**RECORDS FOR PROCESSING**
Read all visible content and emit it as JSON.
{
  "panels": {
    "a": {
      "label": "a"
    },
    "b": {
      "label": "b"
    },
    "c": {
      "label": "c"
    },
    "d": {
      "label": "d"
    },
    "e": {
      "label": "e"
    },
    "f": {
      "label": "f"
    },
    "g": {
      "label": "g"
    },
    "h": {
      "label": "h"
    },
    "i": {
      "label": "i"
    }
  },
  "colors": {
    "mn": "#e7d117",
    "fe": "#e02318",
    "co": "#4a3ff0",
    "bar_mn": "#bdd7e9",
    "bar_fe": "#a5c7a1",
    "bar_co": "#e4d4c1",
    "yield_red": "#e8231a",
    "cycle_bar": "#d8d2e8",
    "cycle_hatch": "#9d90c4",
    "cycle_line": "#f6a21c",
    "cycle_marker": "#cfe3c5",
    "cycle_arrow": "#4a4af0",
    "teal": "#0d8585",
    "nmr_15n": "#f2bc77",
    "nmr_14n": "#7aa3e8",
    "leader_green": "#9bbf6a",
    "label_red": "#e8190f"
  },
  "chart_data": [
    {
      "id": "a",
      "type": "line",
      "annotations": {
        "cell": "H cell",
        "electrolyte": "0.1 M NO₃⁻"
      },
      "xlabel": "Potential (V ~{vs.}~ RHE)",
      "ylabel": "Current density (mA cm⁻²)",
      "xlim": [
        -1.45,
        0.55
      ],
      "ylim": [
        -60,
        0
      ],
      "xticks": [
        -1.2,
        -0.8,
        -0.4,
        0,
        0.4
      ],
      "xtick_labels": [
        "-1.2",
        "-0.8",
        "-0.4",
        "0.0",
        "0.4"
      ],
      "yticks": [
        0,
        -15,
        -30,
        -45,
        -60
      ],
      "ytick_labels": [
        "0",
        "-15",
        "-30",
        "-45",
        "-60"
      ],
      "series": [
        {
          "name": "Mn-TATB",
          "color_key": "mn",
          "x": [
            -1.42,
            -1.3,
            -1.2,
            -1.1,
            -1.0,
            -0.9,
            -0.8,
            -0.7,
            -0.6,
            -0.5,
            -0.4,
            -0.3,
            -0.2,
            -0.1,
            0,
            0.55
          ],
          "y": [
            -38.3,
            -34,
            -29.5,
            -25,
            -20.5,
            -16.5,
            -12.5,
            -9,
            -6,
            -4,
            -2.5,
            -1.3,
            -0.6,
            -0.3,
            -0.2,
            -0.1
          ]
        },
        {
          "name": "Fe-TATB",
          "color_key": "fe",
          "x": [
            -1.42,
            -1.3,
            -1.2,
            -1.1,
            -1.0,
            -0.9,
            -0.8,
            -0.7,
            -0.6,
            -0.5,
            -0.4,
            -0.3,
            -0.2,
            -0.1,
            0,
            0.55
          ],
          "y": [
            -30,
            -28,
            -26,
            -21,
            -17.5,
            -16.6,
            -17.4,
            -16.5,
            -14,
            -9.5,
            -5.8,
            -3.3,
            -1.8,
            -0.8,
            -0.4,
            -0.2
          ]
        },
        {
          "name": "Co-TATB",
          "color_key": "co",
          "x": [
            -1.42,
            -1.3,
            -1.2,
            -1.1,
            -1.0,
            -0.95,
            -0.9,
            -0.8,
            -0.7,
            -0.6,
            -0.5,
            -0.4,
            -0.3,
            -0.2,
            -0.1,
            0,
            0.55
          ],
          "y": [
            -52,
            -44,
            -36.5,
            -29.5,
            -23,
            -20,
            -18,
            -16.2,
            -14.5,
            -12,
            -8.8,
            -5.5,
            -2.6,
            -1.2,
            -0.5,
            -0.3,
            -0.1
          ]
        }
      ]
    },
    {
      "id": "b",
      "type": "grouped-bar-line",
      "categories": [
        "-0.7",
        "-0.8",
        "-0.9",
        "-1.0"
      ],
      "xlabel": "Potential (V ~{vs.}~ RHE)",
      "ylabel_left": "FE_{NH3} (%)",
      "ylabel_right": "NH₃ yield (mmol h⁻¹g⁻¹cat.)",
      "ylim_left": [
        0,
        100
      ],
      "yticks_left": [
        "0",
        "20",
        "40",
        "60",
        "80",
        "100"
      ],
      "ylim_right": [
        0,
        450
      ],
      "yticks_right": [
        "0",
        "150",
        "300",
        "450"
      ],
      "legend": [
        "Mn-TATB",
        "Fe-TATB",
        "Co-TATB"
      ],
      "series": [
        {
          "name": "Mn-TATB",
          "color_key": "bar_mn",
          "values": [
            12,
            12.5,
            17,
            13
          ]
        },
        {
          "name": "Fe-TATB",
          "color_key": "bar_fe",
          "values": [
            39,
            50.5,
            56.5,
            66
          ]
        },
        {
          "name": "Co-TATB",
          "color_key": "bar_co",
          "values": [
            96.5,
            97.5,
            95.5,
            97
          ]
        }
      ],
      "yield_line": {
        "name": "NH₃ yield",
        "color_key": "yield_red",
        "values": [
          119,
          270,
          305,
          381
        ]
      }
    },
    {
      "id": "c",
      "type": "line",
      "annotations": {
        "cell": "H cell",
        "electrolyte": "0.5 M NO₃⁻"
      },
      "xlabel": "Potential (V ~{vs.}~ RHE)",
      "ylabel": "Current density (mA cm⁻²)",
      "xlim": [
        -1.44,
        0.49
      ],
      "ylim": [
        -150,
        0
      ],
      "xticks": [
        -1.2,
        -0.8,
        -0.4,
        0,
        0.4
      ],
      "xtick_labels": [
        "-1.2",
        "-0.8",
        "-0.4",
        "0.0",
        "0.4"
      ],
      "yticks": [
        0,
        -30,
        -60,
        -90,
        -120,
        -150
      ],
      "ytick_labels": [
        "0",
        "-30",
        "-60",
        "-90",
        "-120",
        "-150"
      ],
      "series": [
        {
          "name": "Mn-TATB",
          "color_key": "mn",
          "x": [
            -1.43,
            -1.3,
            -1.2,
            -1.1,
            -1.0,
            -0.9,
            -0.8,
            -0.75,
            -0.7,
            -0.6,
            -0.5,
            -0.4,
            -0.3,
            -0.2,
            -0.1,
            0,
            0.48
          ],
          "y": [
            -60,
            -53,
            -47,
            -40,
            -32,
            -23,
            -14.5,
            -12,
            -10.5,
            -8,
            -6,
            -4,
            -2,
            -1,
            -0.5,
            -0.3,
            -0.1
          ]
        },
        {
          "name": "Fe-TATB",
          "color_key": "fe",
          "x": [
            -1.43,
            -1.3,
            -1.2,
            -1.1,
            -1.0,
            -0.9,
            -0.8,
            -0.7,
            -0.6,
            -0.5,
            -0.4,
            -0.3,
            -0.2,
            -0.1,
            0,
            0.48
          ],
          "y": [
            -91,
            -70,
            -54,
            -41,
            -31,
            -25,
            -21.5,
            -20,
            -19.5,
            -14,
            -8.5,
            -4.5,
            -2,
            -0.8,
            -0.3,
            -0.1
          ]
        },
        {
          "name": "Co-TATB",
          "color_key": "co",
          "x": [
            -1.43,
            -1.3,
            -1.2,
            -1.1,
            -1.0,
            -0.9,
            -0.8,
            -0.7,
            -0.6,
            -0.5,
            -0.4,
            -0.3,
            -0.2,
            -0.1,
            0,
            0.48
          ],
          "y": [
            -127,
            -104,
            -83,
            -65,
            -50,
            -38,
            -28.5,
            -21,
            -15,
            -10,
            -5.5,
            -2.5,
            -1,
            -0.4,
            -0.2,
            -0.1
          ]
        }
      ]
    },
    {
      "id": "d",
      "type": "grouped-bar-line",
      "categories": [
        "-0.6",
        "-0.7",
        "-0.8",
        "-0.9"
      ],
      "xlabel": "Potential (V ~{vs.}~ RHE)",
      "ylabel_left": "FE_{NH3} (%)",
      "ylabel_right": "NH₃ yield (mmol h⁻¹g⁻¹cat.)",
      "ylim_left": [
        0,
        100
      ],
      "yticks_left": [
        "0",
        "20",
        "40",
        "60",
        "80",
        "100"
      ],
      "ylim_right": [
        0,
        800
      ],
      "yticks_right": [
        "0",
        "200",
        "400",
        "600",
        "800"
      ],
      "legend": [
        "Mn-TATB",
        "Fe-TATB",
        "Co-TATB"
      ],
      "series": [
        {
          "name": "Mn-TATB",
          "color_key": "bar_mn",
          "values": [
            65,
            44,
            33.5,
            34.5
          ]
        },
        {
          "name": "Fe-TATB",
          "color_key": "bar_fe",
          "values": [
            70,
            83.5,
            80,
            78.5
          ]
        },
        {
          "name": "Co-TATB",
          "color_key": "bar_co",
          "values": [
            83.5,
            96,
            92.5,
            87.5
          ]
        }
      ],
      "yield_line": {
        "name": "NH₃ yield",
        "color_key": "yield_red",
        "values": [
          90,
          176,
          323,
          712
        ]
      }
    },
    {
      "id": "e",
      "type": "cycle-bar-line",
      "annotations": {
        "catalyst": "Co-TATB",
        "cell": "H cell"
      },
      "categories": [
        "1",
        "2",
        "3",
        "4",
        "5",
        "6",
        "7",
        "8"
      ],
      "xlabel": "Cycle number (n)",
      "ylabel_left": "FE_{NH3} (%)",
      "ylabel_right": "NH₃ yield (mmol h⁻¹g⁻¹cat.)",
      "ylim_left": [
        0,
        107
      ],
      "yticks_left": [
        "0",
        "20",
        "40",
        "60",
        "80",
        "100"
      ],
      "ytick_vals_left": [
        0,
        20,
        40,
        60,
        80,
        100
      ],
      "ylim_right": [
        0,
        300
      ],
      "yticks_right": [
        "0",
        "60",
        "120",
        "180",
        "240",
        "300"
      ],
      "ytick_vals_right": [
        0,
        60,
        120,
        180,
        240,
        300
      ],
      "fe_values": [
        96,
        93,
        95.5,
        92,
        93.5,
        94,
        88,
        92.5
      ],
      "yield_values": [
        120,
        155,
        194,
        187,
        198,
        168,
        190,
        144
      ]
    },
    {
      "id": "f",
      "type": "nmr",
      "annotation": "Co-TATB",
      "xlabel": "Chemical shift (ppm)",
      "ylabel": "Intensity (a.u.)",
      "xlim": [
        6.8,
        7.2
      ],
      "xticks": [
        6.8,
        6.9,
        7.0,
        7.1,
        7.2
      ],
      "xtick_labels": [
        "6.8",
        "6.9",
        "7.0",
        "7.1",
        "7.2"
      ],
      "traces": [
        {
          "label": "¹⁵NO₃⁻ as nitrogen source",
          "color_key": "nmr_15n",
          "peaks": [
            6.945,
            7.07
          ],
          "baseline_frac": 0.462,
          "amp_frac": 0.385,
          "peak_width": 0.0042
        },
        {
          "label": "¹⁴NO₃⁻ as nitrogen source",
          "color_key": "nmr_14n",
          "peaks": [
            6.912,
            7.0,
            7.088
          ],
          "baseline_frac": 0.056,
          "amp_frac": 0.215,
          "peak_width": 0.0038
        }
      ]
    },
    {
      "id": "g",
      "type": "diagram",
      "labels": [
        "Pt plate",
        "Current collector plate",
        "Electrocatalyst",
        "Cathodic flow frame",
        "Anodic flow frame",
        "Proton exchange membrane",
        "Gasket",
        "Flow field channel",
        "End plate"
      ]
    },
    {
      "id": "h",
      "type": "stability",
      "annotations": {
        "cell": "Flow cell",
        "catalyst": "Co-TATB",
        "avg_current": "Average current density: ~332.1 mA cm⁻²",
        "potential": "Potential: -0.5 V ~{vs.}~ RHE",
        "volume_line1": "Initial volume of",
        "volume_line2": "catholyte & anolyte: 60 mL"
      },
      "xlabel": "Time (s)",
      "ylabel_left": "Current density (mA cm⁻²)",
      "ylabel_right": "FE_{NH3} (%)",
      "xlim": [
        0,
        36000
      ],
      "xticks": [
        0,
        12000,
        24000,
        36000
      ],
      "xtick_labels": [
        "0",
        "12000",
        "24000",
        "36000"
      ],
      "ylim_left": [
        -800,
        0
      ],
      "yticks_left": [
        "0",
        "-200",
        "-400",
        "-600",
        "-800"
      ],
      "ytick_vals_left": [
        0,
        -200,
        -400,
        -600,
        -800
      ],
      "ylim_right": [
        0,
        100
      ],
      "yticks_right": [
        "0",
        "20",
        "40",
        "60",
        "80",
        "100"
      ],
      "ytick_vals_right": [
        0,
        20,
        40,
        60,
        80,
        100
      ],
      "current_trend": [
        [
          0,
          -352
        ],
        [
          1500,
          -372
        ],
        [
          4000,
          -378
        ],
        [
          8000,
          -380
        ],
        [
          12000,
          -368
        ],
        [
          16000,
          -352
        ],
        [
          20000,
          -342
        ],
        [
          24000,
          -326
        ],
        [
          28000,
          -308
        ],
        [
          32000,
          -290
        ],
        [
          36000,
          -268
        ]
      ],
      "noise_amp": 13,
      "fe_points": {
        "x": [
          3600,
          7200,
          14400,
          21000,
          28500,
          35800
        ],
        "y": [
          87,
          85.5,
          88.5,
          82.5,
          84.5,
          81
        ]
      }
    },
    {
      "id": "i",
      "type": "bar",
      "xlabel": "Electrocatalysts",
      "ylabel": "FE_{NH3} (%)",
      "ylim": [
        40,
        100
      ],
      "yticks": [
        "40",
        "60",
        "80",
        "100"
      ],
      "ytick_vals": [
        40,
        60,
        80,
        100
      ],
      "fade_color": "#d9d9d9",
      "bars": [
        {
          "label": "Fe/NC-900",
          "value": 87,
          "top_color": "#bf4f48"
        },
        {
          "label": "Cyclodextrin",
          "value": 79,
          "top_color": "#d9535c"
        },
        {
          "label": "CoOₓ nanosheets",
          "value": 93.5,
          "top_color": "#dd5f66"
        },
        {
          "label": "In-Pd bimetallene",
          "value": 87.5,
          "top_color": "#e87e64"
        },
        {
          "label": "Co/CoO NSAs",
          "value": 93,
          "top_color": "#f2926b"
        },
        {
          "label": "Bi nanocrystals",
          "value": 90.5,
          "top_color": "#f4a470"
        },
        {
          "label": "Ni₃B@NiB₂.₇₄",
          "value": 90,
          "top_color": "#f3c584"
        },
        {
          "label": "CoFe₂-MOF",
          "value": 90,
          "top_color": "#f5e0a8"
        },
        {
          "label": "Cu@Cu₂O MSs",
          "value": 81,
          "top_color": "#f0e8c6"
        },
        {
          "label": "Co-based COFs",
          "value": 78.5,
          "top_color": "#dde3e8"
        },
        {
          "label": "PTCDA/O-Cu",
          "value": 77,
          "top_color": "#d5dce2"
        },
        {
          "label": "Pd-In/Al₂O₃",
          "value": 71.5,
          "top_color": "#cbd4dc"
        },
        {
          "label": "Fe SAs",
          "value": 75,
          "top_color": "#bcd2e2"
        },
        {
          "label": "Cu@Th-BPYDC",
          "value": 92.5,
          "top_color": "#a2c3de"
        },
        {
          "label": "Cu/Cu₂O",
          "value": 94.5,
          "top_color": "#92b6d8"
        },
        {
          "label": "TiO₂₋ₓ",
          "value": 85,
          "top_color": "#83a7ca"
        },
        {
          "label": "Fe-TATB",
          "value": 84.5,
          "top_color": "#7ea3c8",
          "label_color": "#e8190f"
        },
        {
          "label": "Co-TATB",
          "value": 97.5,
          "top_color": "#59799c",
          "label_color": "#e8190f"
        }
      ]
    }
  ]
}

**TO DO**
Copy every line in the listing above where the string "plate" turns up.

**FULL RESPONSE**
        "Pt plate",
        "Current collector plate",
        "End plate"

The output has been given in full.